===== Material for this exercise =====

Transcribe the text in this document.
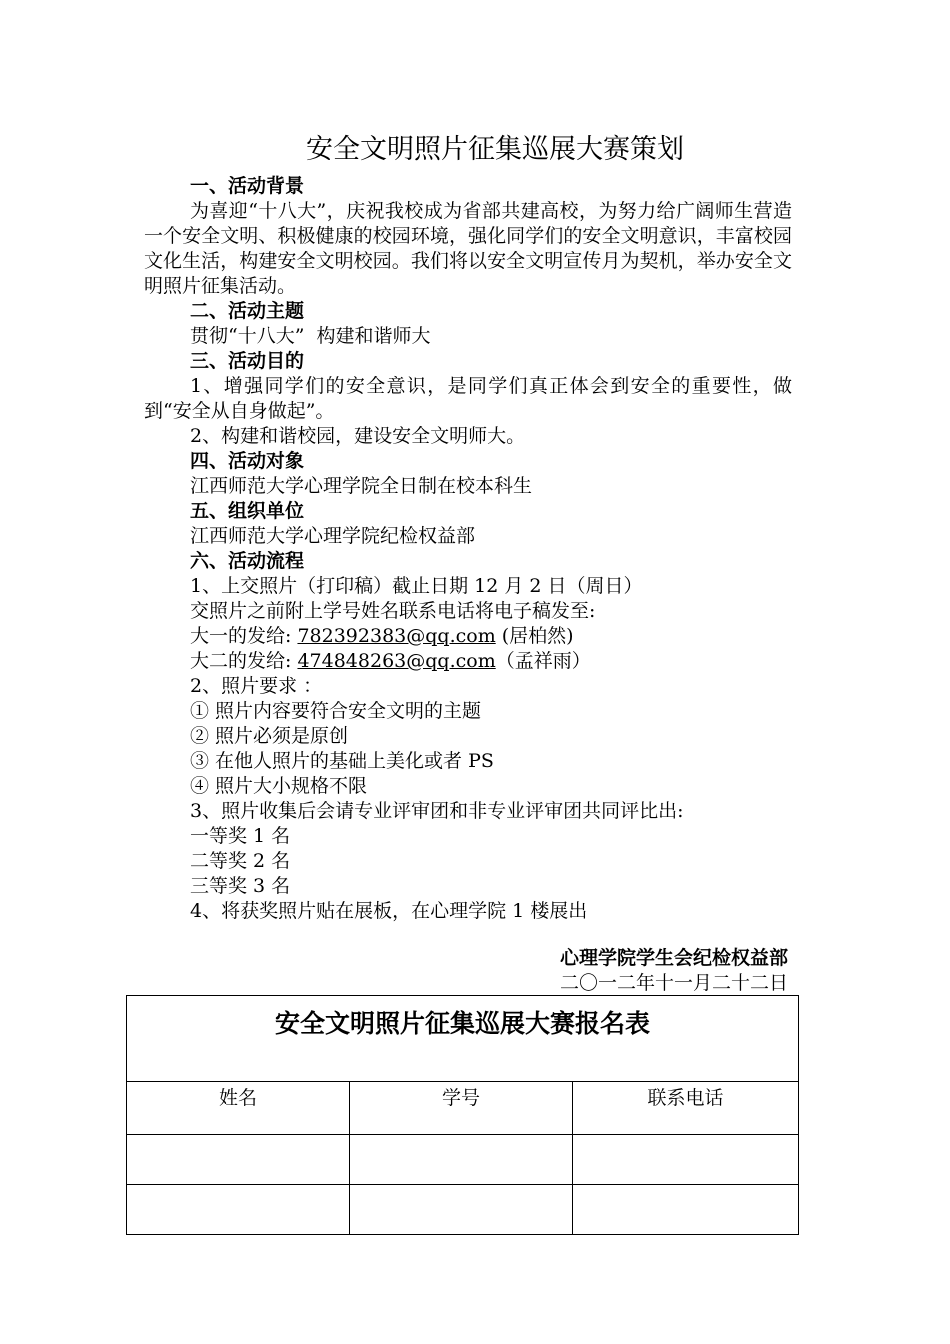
安全文明照片征集巡展大赛策划
一、活动背景
为喜迎“十八大”，庆祝我校成为省部共建高校，为努力给广阔师生营造一个安全文明、积极健康的校园环境，强化同学们的安全文明意识，丰富校园文化生活，构建安全文明校园。我们将以安全文明宣传月为契机，举办安全文明照片征集活动。
二、活动主题
贯彻“十八大”  构建和谐师大
三、活动目的
1、增强同学们的安全意识，是同学们真正体会到安全的重要性，做到“安全从自身做起”。
2、构建和谐校园，建设安全文明师大。
四、活动对象
江西师范大学心理学院全日制在校本科生
五、组织单位
江西师范大学心理学院纪检权益部
六、活动流程
1、上交照片（打印稿）截止日期 12 月 2 日（周日）
交照片之前附上学号姓名联系电话将电子稿发至:
大一的发给: 782392383@qq.com (居柏然)
大二的发给: 474848263@qq.com（孟祥雨）
2、照片要求 ：
① 照片内容要符合安全文明的主题
② 照片必须是原创
③ 在他人照片的基础上美化或者 PS
④ 照片大小规格不限
3、照片收集后会请专业评审团和非专业评审团共同评比出:
一等奖 1 名
二等奖 2 名
三等奖 3 名
4、将获奖照片贴在展板，在心理学院 1 楼展出
心理学院学生会纪检权益部
二〇一二年十一月二十二日
安全文明照片征集巡展大赛报名表		
姓名	学号	联系电话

=====

## Short problem
Reproduce the listing exactly. Leave its pictures out.

## The completed task
Transcribe the text in this document.
安全文明照片征集巡展大赛策划
一、活动背景
为喜迎“十八大”，庆祝我校成为省部共建高校，为努力给广阔师生营造一个安全文明、积极健康的校园环境，强化同学们的安全文明意识，丰富校园文化生活，构建安全文明校园。我们将以安全文明宣传月为契机，举办安全文明照片征集活动。
二、活动主题
贯彻“十八大”  构建和谐师大
三、活动目的
1、增强同学们的安全意识，是同学们真正体会到安全的重要性，做到“安全从自身做起”。
2、构建和谐校园，建设安全文明师大。
四、活动对象
江西师范大学心理学院全日制在校本科生
五、组织单位
江西师范大学心理学院纪检权益部
六、活动流程
1、上交照片（打印稿）截止日期 12 月 2 日（周日）
交照片之前附上学号姓名联系电话将电子稿发至:
大一的发给: 782392383@qq.com (居柏然)
大二的发给: 474848263@qq.com（孟祥雨）
2、照片要求 ：
① 照片内容要符合安全文明的主题
② 照片必须是原创
③ 在他人照片的基础上美化或者 PS
④ 照片大小规格不限
3、照片收集后会请专业评审团和非专业评审团共同评比出:
一等奖 1 名
二等奖 2 名
三等奖 3 名
4、将获奖照片贴在展板，在心理学院 1 楼展出
心理学院学生会纪检权益部
二〇一二年十一月二十二日
安全文明照片征集巡展大赛报名表		
姓名	学号	联系电话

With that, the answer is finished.